▶ Problem requirements
Below are some records. How many of their lines contain the string "screenshot"? Give the number only.

▶ Task input

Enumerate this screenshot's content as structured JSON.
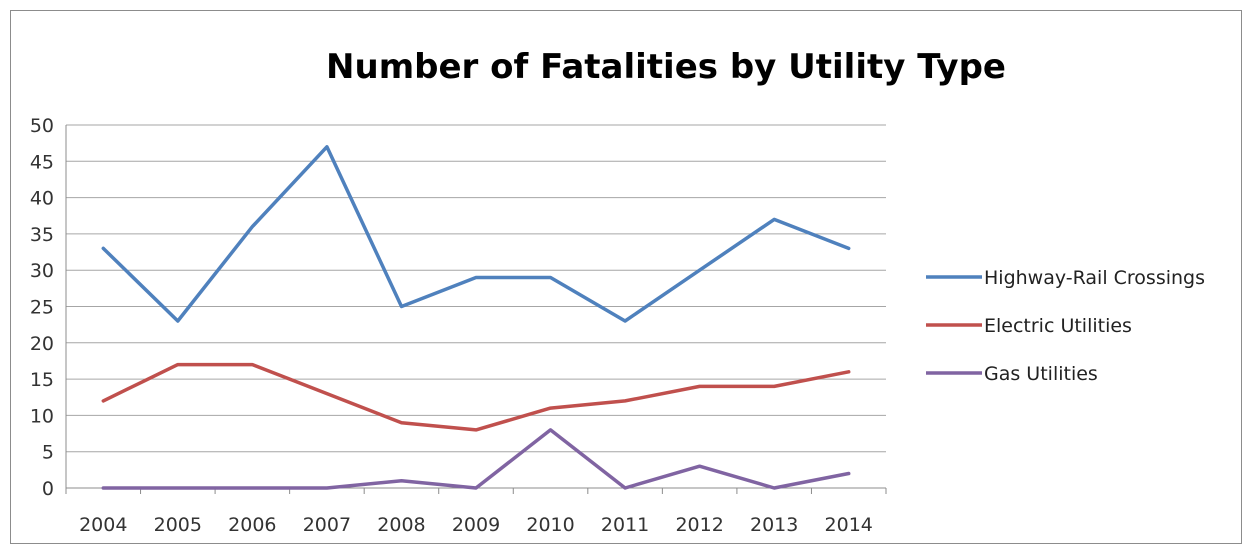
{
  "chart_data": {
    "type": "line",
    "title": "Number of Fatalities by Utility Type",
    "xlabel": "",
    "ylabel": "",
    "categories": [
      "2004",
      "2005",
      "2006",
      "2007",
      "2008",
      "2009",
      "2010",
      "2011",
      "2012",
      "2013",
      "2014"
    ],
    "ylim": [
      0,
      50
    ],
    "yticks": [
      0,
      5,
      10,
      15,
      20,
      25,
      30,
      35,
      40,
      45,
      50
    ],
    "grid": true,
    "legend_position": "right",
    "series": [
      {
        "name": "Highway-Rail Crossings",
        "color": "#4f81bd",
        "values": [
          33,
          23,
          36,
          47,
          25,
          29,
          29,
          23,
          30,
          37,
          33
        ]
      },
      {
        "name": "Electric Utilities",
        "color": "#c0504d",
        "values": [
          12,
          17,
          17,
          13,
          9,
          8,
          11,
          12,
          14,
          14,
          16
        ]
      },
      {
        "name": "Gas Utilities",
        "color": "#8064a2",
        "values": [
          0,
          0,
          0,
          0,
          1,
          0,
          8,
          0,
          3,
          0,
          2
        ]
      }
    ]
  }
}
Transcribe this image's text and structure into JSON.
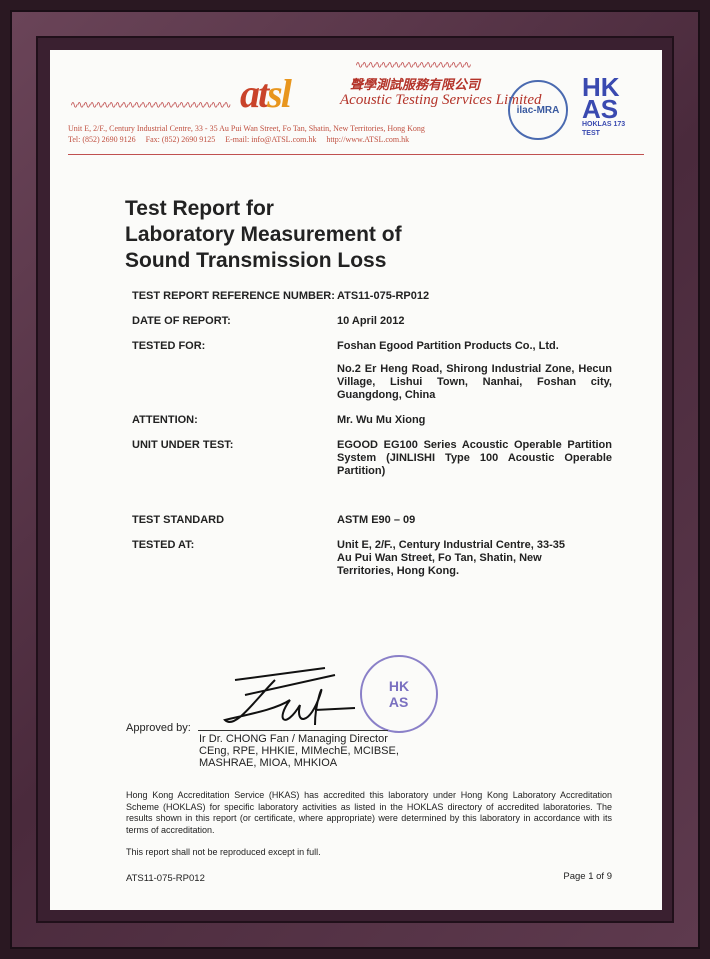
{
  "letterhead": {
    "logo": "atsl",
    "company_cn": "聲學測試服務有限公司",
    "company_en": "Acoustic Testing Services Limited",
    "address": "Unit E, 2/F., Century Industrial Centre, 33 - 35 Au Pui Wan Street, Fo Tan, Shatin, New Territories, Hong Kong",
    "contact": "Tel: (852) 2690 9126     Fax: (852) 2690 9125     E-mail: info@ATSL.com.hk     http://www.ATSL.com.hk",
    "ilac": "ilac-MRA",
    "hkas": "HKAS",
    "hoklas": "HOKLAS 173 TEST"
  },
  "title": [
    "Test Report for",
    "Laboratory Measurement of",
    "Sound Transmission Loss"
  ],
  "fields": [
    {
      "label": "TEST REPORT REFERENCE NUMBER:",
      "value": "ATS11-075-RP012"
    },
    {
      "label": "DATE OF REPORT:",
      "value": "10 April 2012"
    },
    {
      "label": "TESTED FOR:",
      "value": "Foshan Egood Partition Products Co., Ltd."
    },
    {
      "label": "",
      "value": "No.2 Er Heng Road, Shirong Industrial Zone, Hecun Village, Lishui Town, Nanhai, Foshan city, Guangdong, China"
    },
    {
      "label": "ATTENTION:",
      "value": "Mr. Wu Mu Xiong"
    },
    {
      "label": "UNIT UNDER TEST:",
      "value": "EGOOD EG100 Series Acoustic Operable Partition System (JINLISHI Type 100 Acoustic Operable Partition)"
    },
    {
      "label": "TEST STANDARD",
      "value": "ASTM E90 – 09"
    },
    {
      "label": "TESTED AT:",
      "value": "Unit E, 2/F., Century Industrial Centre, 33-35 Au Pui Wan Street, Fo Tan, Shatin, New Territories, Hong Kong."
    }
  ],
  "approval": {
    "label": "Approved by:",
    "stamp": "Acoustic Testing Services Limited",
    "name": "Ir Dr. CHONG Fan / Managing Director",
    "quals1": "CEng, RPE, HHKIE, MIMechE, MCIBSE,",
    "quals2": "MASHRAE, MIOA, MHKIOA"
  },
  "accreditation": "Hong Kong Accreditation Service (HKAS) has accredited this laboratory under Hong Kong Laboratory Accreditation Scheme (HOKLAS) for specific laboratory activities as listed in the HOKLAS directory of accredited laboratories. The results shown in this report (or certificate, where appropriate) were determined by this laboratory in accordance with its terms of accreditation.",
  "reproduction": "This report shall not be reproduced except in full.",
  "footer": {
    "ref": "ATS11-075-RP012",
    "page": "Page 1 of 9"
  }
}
...
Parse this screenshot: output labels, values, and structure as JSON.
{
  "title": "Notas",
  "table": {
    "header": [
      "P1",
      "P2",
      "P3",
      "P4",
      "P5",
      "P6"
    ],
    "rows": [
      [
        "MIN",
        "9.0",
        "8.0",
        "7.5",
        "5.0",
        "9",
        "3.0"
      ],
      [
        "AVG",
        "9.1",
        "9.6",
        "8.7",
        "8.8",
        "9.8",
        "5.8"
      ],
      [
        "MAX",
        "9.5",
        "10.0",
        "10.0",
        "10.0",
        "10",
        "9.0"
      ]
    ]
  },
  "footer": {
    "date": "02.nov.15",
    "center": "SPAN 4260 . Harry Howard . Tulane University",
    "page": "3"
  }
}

▶ Solution to this task
2